→ Input records:
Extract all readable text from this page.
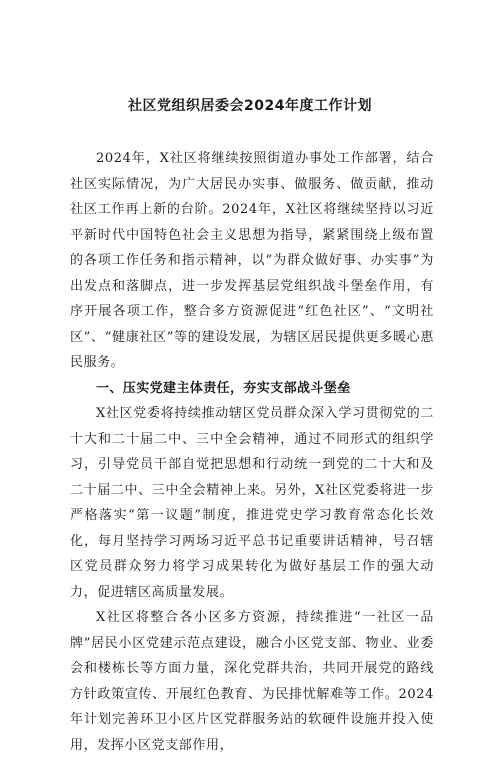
社区党组织居委会2024年度工作计划

2024年，X社区将继续按照街道办事处工作部署，结合社区实际情况，为广大居民办实事、做服务、做贡献，推动社区工作再上新的台阶。2024年，X社区将继续坚持以习近平新时代中国特色社会主义思想为指导，紧紧围绕上级布置的各项工作任务和指示精神，以“为群众做好事、办实事”为出发点和落脚点，进一步发挥基层党组织战斗堡垒作用，有序开展各项工作，整合多方资源促进“红色社区”、“文明社区”、“健康社区”等的建设发展，为辖区居民提供更多暖心惠民服务。

一、压实党建主体责任，夯实支部战斗堡垒

X社区党委将持续推动辖区党员群众深入学习贯彻党的二十大和二十届二中、三中全会精神，通过不同形式的组织学习，引导党员干部自觉把思想和行动统一到党的二十大和及二十届二中、三中全会精神上来。另外，X社区党委将进一步严格落实“第一议题”制度，推进党史学习教育常态化长效化，每月坚持学习两场习近平总书记重要讲话精神，号召辖区党员群众努力将学习成果转化为做好基层工作的强大动力，促进辖区高质量发展。

X社区将整合各小区多方资源，持续推进“一社区一品牌”居民小区党建示范点建设，融合小区党支部、物业、业委会和楼栋长等方面力量，深化党群共治，共同开展党的路线方针政策宣传、开展红色教育、为民排忧解难等工作。2024年计划完善环卫小区片区党群服务站的软硬件设施并投入使用，发挥小区党支部作用，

→ Problem statement: Every record gets retyped exactly; no picture goes into the copy.

→ Exercise solution:
Extract all readable text from this page.
社区党组织居委会2024年度工作计划

2024年，X社区将继续按照街道办事处工作部署，结合社区实际情况，为广大居民办实事、做服务、做贡献，推动社区工作再上新的台阶。2024年，X社区将继续坚持以习近平新时代中国特色社会主义思想为指导，紧紧围绕上级布置的各项工作任务和指示精神，以“为群众做好事、办实事”为出发点和落脚点，进一步发挥基层党组织战斗堡垒作用，有序开展各项工作，整合多方资源促进“红色社区”、“文明社区”、“健康社区”等的建设发展，为辖区居民提供更多暖心惠民服务。

一、压实党建主体责任，夯实支部战斗堡垒

X社区党委将持续推动辖区党员群众深入学习贯彻党的二十大和二十届二中、三中全会精神，通过不同形式的组织学习，引导党员干部自觉把思想和行动统一到党的二十大和及二十届二中、三中全会精神上来。另外，X社区党委将进一步严格落实“第一议题”制度，推进党史学习教育常态化长效化，每月坚持学习两场习近平总书记重要讲话精神，号召辖区党员群众努力将学习成果转化为做好基层工作的强大动力，促进辖区高质量发展。

X社区将整合各小区多方资源，持续推进“一社区一品牌”居民小区党建示范点建设，融合小区党支部、物业、业委会和楼栋长等方面力量，深化党群共治，共同开展党的路线方针政策宣传、开展红色教育、为民排忧解难等工作。2024年计划完善环卫小区片区党群服务站的软硬件设施并投入使用，发挥小区党支部作用，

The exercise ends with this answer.